START Source material

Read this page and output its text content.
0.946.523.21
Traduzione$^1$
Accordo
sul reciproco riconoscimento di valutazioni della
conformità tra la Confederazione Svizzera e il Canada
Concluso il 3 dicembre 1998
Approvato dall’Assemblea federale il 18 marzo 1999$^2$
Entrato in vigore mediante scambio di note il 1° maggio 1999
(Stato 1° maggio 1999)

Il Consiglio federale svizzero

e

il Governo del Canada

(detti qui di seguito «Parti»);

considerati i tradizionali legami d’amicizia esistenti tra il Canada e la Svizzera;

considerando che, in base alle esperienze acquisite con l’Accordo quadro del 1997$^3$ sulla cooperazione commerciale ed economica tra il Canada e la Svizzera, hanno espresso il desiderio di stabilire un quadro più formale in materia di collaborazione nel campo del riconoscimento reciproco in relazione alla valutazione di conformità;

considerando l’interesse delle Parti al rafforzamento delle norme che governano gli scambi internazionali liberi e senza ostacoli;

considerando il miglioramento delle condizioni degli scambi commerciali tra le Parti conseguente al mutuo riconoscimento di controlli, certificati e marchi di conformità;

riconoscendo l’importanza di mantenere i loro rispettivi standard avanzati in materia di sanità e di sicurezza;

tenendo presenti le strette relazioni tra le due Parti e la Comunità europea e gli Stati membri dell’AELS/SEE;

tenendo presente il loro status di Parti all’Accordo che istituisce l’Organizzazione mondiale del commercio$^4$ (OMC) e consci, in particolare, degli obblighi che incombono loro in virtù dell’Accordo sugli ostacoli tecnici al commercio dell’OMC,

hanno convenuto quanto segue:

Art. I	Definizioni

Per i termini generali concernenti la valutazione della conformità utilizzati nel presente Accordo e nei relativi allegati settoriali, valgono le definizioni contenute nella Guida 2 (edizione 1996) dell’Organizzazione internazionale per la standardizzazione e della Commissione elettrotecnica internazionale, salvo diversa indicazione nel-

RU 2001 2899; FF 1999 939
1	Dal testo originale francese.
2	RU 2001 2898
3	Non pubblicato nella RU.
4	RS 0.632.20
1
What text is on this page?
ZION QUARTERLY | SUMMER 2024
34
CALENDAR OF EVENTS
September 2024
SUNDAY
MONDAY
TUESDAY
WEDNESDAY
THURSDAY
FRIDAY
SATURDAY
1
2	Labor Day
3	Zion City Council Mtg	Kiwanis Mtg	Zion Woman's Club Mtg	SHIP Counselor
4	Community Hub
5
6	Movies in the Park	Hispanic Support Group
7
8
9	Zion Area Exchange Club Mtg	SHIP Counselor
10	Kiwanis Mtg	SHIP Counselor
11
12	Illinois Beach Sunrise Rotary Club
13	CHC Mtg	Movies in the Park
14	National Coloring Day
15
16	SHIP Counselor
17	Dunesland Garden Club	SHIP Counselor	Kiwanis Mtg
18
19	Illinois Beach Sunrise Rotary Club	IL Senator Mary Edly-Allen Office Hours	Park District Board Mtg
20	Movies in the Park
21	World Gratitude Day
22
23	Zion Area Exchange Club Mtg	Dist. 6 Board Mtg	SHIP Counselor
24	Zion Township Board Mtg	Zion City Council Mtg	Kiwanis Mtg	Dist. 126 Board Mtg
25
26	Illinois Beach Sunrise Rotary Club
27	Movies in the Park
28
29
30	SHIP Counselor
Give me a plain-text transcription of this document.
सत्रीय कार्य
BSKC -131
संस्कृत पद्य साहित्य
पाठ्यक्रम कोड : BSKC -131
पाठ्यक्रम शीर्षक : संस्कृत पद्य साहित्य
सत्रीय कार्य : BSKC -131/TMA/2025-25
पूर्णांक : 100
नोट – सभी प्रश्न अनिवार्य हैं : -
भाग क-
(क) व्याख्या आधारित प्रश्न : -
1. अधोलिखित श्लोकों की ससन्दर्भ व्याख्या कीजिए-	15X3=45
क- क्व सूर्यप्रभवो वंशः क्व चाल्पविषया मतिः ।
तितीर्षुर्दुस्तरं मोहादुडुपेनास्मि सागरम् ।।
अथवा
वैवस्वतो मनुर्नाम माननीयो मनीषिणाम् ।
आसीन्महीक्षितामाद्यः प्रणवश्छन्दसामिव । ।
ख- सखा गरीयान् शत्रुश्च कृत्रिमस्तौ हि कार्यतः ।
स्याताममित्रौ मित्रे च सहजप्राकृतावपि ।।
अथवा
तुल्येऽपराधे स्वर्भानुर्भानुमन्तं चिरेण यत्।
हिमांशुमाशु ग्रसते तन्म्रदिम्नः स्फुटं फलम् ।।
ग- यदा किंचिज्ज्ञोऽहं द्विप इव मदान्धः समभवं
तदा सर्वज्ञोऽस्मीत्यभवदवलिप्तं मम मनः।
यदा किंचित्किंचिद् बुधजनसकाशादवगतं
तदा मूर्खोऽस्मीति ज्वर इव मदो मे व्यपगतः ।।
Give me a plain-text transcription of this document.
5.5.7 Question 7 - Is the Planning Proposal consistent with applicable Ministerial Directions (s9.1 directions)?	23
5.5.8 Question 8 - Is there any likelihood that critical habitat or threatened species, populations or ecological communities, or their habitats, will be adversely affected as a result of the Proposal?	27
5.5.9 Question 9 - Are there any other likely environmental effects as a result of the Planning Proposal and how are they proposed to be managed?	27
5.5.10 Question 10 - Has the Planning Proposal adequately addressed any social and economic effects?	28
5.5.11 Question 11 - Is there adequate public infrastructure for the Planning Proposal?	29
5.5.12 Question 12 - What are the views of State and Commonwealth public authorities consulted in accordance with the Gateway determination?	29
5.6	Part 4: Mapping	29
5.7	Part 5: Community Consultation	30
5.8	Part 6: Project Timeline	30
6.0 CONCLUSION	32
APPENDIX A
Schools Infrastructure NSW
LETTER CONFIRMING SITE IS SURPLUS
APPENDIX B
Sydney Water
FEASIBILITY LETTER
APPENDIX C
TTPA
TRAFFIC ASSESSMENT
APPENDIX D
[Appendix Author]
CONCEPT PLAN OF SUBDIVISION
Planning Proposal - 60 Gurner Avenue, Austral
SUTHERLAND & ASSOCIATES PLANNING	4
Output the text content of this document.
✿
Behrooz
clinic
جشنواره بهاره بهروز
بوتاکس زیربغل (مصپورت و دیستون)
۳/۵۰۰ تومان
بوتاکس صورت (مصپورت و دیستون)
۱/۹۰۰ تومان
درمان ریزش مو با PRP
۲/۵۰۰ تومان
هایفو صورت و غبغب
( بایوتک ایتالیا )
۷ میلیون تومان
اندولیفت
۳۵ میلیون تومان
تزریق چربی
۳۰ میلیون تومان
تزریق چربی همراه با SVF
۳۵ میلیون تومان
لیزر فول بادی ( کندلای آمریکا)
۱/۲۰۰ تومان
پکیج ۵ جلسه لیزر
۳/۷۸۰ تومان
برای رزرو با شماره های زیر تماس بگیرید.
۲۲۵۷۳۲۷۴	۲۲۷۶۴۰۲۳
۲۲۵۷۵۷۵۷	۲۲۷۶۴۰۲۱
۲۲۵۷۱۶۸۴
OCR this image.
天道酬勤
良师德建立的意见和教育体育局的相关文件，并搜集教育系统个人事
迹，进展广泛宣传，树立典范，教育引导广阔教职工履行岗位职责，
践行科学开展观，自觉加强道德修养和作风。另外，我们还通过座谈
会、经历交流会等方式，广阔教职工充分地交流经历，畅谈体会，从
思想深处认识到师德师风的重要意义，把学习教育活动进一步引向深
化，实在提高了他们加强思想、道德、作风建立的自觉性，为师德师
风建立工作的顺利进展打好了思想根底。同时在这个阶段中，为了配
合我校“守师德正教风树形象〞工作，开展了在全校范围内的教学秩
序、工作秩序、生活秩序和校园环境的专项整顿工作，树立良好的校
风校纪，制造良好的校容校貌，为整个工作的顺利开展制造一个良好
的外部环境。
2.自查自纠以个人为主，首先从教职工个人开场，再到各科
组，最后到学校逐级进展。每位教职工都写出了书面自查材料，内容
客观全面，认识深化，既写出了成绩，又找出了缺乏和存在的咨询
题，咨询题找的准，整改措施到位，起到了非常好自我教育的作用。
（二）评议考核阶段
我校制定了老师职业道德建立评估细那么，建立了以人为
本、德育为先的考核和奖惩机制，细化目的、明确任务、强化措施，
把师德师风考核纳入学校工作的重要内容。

END Source material

*Problem*
From the entries above, copy every line containing the word "loro".

*Task solution*
riconoscendo l’importanza di mantenere i loro rispettivi standard avanzati in materia di sanità e di sicurezza;
tenendo presente il loro status di Parti all’Accordo che istituisce l’Organizzazione mondiale del commercio$^4$ (OMC) e consci, in particolare, degli obblighi che incombono loro in virtù dell’Accordo sugli ostacoli tecnici al commercio dell’OMC,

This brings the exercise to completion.